> RECORDS TO PROCESS
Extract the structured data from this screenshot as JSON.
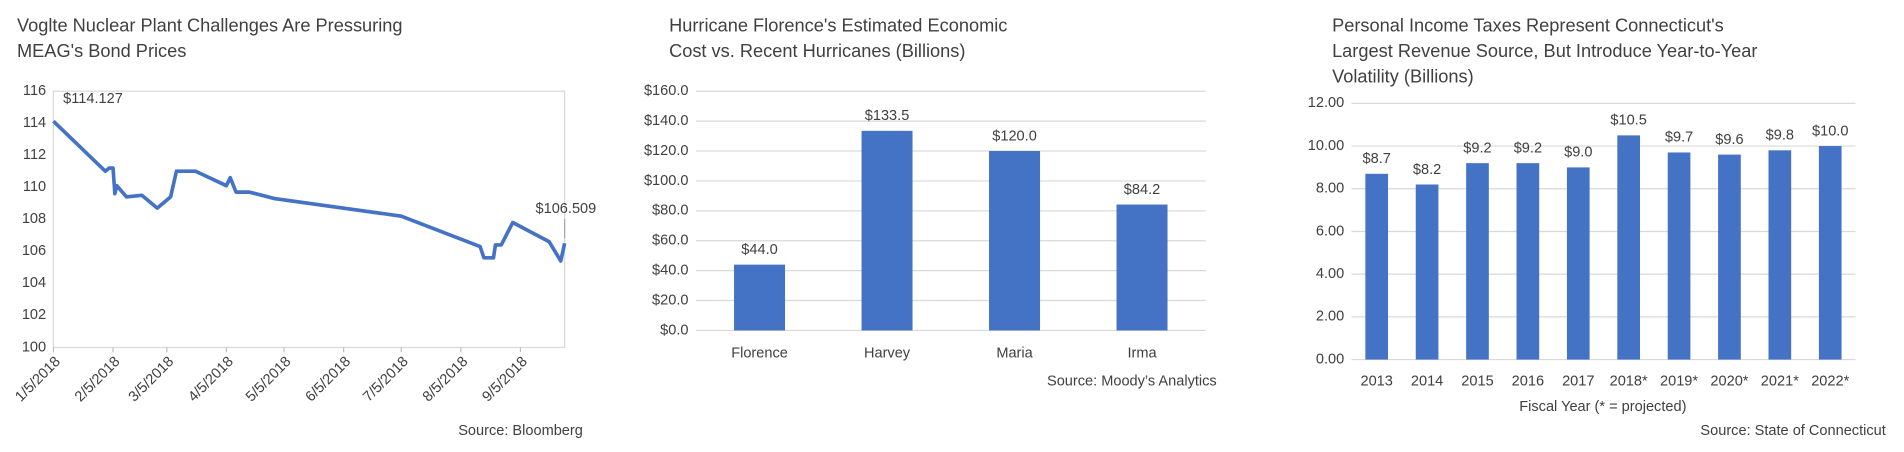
{
  "chart_data": [
    {
      "type": "line",
      "title": [
        "Voglte Nuclear Plant Challenges Are Pressuring",
        "MEAG's Bond Prices"
      ],
      "source": "Source: Bloomberg",
      "color": "#4472c4",
      "grid": false,
      "x": [
        "2018-01-05",
        "2018-02-01",
        "2018-02-03",
        "2018-02-05",
        "2018-02-06",
        "2018-02-07",
        "2018-02-12",
        "2018-02-20",
        "2018-02-28",
        "2018-03-07",
        "2018-03-10",
        "2018-03-20",
        "2018-04-05",
        "2018-04-07",
        "2018-04-10",
        "2018-04-17",
        "2018-04-30",
        "2018-07-05",
        "2018-08-15",
        "2018-08-17",
        "2018-08-22",
        "2018-08-23",
        "2018-08-26",
        "2018-09-01",
        "2018-09-20",
        "2018-09-26",
        "2018-09-28"
      ],
      "values": [
        114.127,
        111.0,
        111.2,
        111.2,
        109.6,
        110.1,
        109.4,
        109.5,
        108.7,
        109.4,
        111.0,
        111.0,
        110.1,
        110.6,
        109.7,
        109.7,
        109.3,
        108.2,
        106.3,
        105.6,
        105.6,
        106.4,
        106.4,
        107.8,
        106.6,
        105.4,
        106.509
      ],
      "annotations": [
        "$114.127",
        "$106.509"
      ],
      "xlim": [
        "2018-01-05",
        "2018-09-28"
      ],
      "xticks": [
        {
          "value": "2018-01-05",
          "label": "1/5/2018"
        },
        {
          "value": "2018-02-05",
          "label": "2/5/2018"
        },
        {
          "value": "2018-03-05",
          "label": "3/5/2018"
        },
        {
          "value": "2018-04-05",
          "label": "4/5/2018"
        },
        {
          "value": "2018-05-05",
          "label": "5/5/2018"
        },
        {
          "value": "2018-06-05",
          "label": "6/5/2018"
        },
        {
          "value": "2018-07-05",
          "label": "7/5/2018"
        },
        {
          "value": "2018-08-05",
          "label": "8/5/2018"
        },
        {
          "value": "2018-09-05",
          "label": "9/5/2018"
        }
      ],
      "ylim": [
        100,
        116
      ],
      "yticks": [
        100,
        102,
        104,
        106,
        108,
        110,
        112,
        114,
        116
      ]
    },
    {
      "type": "bar",
      "title": [
        "Hurricane Florence's Estimated Economic",
        "Cost vs. Recent Hurricanes (Billions)"
      ],
      "source": "Source: Moody’s Analytics",
      "color": "#4472c4",
      "grid": true,
      "categories": [
        "Florence",
        "Harvey",
        "Maria",
        "Irma"
      ],
      "values": [
        44.0,
        133.5,
        120.0,
        84.2
      ],
      "value_labels": [
        "$44.0",
        "$133.5",
        "$120.0",
        "$84.2"
      ],
      "ylim": [
        0,
        160
      ],
      "yticks": [
        {
          "value": 0,
          "label": "$0.0"
        },
        {
          "value": 20,
          "label": "$20.0"
        },
        {
          "value": 40,
          "label": "$40.0"
        },
        {
          "value": 60,
          "label": "$60.0"
        },
        {
          "value": 80,
          "label": "$80.0"
        },
        {
          "value": 100,
          "label": "$100.0"
        },
        {
          "value": 120,
          "label": "$120.0"
        },
        {
          "value": 140,
          "label": "$140.0"
        },
        {
          "value": 160,
          "label": "$160.0"
        }
      ]
    },
    {
      "type": "bar",
      "title": [
        "Personal Income Taxes Represent Connecticut's",
        "Largest Revenue Source, But Introduce Year-to-Year",
        "Volatility (Billions)"
      ],
      "source": "Source: State of Connecticut",
      "x_label": "Fiscal Year (* = projected)",
      "color": "#4472c4",
      "grid": true,
      "categories": [
        "2013",
        "2014",
        "2015",
        "2016",
        "2017",
        "2018*",
        "2019*",
        "2020*",
        "2021*",
        "2022*"
      ],
      "values": [
        8.7,
        8.2,
        9.2,
        9.2,
        9.0,
        10.5,
        9.7,
        9.6,
        9.8,
        10.0
      ],
      "value_labels": [
        "$8.7",
        "$8.2",
        "$9.2",
        "$9.2",
        "$9.0",
        "$10.5",
        "$9.7",
        "$9.6",
        "$9.8",
        "$10.0"
      ],
      "ylim": [
        0,
        12
      ],
      "yticks": [
        {
          "value": 0,
          "label": "0.00"
        },
        {
          "value": 2,
          "label": "2.00"
        },
        {
          "value": 4,
          "label": "4.00"
        },
        {
          "value": 6,
          "label": "6.00"
        },
        {
          "value": 8,
          "label": "8.00"
        },
        {
          "value": 10,
          "label": "10.00"
        },
        {
          "value": 12,
          "label": "12.00"
        }
      ]
    }
  ]
}
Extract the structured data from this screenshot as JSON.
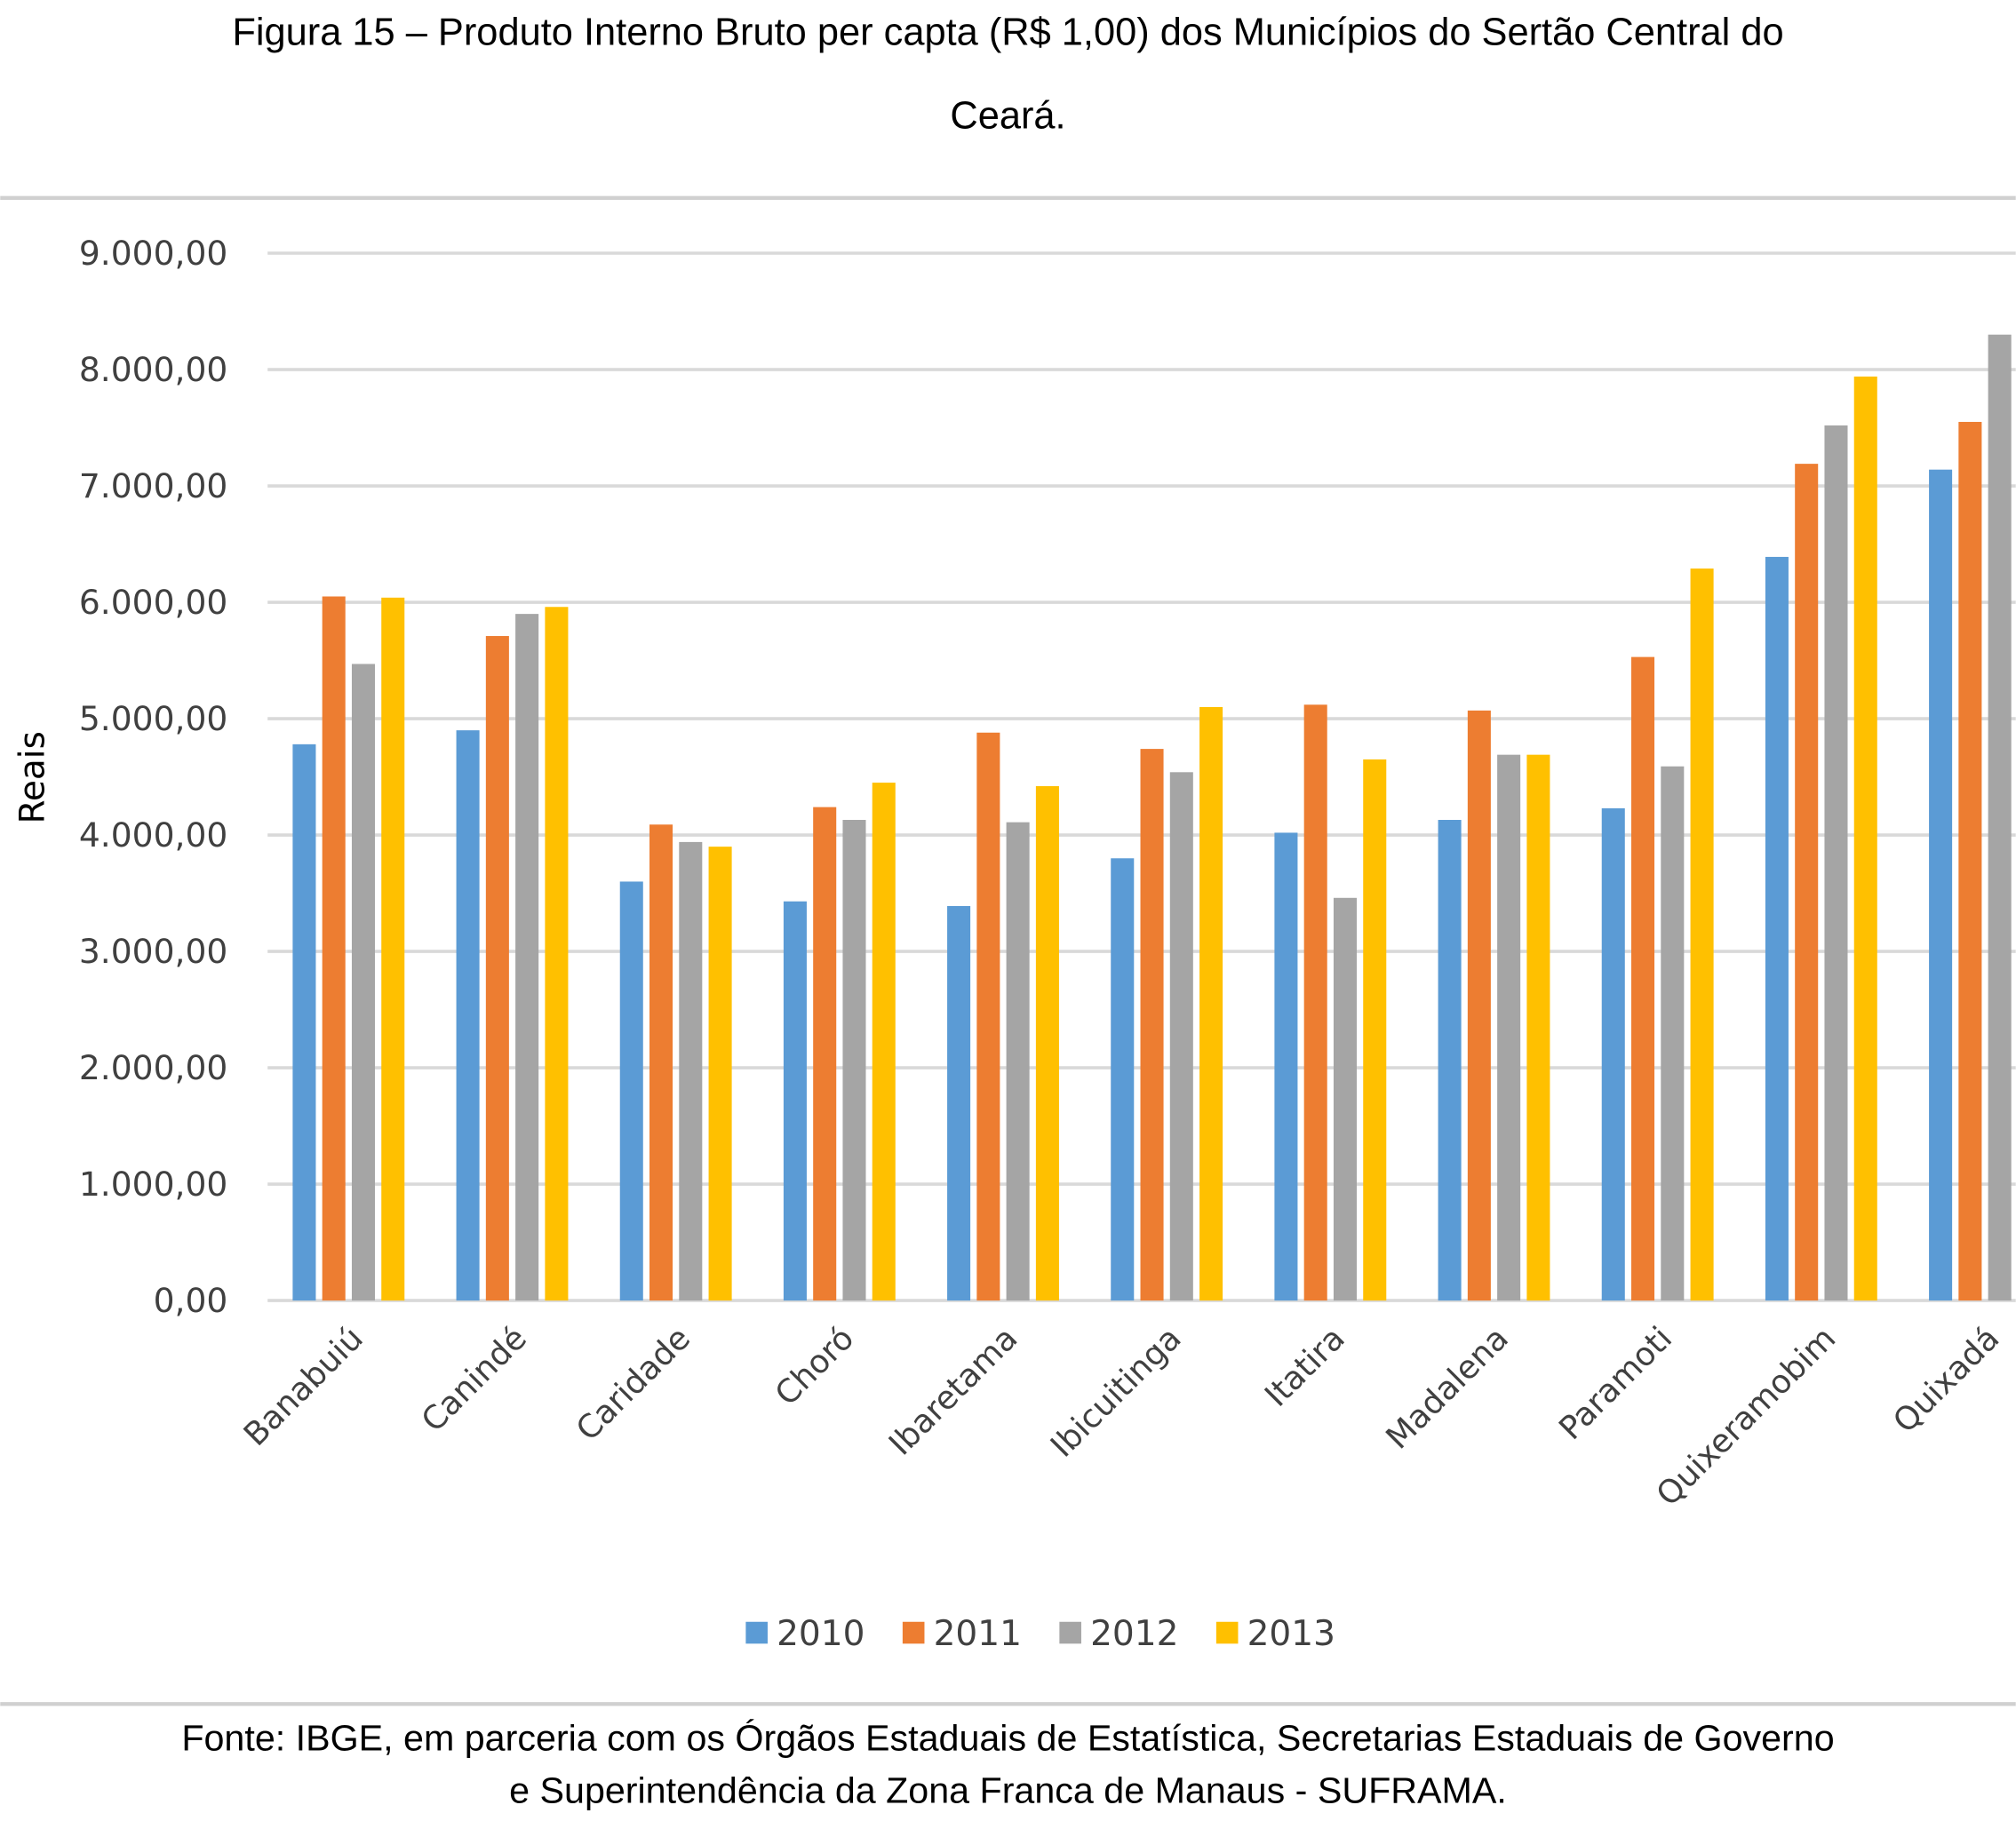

> REQUIRED TASK
Look through the listing and extract every line with "Year" in it.

> WRITTEN ANSWER
        "Largest Revenue Source, But Introduce Year-to-Year",
      "x_label": "Fiscal Year (* = projected)",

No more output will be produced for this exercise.